Segment Start: DOCUMENT SECTION

In practice, the bigger story around Glulxa is the broader Glulx ecosystem:
- Inform 6 gained a Glulx back-end early on, allowing existing Inform code to target the larger VM.
- Inform 7, released in 2006, made Glulx the default compilation target for new IF, dramatically increasing the install base of Glulx interpreters.
- Interpreters such as Glulxe (the reference interpreter) and Git (an optimized interpreter) became widely available across desktop, web, and mobile platforms, meaning that anything Glulxa produces will run almost anywhere a modern IF player is installed.
Current Relevance
Glulxa today is a specialist’s tool. The day-to-day work of writing interactive fiction is done in Inform 7, TADS 3, Dialog, or similar high-level systems. Few authors ever need to drop down to Glulx assembly. But Glulxa remains valuable in a handful of situations:
- Studying the Glulx VM by reading and writing small example programs
- Producing test cases for new Glulx interpreters
- Experimenting with code-generation strategies for hypothetical Glulx-targeting compilers
- Building small, hand-tuned demonstrations that show off specific VM features
The combination of an authoritative, openly published specification and a working open-source assembler means that the Glulx platform stays open to anyone curious enough to look under the hood.

Segment End: DOCUMENT SECTION
Segment Start: RECORD SET

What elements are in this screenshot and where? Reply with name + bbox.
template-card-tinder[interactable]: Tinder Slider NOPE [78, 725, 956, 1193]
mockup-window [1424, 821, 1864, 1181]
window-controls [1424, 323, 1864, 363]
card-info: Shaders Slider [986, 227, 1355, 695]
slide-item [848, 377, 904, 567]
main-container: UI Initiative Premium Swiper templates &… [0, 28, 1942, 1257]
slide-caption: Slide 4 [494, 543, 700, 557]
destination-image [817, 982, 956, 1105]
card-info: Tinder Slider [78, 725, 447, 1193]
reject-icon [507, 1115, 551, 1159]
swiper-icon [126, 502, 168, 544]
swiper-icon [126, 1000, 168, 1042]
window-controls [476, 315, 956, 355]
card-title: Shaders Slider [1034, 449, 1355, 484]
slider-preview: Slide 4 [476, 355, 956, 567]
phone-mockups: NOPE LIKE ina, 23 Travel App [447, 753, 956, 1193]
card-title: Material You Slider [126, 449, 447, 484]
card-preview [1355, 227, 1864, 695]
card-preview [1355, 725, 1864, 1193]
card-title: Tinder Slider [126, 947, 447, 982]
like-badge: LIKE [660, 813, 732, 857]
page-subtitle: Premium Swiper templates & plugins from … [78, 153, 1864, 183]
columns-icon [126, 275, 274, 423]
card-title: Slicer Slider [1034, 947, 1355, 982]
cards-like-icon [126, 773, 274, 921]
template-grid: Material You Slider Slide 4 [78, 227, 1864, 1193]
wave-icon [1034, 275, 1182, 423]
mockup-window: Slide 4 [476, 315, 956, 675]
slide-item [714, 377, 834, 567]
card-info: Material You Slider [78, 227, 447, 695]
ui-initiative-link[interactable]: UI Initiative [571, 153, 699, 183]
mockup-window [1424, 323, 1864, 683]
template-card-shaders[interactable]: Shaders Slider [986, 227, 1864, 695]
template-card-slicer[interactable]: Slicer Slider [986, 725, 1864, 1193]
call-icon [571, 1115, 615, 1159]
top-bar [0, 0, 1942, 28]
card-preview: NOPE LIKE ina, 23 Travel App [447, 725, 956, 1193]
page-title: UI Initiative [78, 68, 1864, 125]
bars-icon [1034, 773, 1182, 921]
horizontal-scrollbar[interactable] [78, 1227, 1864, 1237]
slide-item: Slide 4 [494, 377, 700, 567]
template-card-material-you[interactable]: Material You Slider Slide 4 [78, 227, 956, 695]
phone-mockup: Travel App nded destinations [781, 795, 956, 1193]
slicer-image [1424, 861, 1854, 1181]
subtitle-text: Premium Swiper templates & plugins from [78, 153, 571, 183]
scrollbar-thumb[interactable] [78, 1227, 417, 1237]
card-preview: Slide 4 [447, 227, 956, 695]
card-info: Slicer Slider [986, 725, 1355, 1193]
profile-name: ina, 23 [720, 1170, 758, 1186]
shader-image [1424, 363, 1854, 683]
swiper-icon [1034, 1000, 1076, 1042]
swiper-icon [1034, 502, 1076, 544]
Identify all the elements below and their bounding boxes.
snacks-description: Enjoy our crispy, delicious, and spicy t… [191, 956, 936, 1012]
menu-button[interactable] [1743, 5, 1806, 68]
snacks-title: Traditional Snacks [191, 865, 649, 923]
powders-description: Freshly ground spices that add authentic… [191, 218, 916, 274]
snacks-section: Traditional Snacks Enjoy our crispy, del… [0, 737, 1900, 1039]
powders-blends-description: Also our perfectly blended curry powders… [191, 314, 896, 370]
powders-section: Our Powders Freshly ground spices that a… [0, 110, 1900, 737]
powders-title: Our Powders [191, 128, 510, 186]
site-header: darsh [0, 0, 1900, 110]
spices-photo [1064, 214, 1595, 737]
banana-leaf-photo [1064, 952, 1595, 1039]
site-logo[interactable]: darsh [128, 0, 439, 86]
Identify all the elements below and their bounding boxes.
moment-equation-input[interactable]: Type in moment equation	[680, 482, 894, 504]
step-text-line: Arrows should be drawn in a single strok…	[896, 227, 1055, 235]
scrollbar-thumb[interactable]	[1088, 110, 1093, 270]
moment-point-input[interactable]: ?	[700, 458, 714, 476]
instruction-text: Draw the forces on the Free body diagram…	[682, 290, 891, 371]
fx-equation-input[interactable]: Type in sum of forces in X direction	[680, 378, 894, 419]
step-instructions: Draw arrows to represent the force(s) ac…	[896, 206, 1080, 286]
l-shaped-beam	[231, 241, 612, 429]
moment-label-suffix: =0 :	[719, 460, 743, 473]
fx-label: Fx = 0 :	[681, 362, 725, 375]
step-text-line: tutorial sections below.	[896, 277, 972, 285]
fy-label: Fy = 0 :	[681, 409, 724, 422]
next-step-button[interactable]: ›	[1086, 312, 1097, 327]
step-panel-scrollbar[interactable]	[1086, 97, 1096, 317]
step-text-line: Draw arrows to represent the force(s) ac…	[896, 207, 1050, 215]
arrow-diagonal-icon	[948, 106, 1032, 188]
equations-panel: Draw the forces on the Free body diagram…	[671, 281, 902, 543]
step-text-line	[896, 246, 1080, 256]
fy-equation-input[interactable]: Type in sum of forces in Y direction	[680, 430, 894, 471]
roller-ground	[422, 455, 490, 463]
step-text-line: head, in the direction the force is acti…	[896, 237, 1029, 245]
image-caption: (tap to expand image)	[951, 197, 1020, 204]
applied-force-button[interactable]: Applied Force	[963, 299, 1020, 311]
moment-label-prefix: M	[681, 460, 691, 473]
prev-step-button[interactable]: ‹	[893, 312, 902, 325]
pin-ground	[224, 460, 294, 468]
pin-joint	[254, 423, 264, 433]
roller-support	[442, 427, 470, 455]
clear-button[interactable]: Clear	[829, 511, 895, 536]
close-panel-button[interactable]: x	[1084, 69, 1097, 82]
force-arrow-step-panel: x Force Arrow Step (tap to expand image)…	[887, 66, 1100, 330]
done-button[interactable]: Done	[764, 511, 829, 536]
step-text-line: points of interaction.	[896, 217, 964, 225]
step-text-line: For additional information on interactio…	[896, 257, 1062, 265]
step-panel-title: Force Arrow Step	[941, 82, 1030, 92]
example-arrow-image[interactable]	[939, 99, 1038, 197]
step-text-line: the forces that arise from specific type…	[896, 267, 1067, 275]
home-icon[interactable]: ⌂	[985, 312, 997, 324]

Segment End: RECORD SET

• _ASSIGNED TASK_
Continue the section on Glulxa and the Glulx ecosystem, picking up after its final sentence.

• _WRITTEN ANSWER_
Why It Matters
Glulxa is a small piece of a much larger story: the long survival of text-based interactive fiction as a living art form. The Z-machine kept Infocom’s games playable for decades; Glulx, and the assemblers and compilers that target it, ensure the same will be true for the modern IF being written today. Tools like Glulxa preserve the option for any sufficiently determined author to bypass every layer of abstraction and speak directly to the virtual machine — a capability that, in a medium built almost entirely on volunteer effort and open formats, is more than a curiosity. It is part of what makes interactive fiction a genuinely durable platform.
Timeline
Notable Uses & Legacy
Hand-coded Glulx experiments
Hobbyists exploring the Glulx instruction set use Glulxa to write small story files directly in assembly rather than going through Inform.
Glulx VM education
Glulxa serves as a teaching aid for understanding the Glulx bytecode format, since assembly mnemonics map closely to the documented opcodes in the Glulx specification.
Compiler back-end prototyping
Developers prototyping alternative compilers targeting Glulx can emit Glulxa source as an intermediate form to inspect generated code before producing binary story files.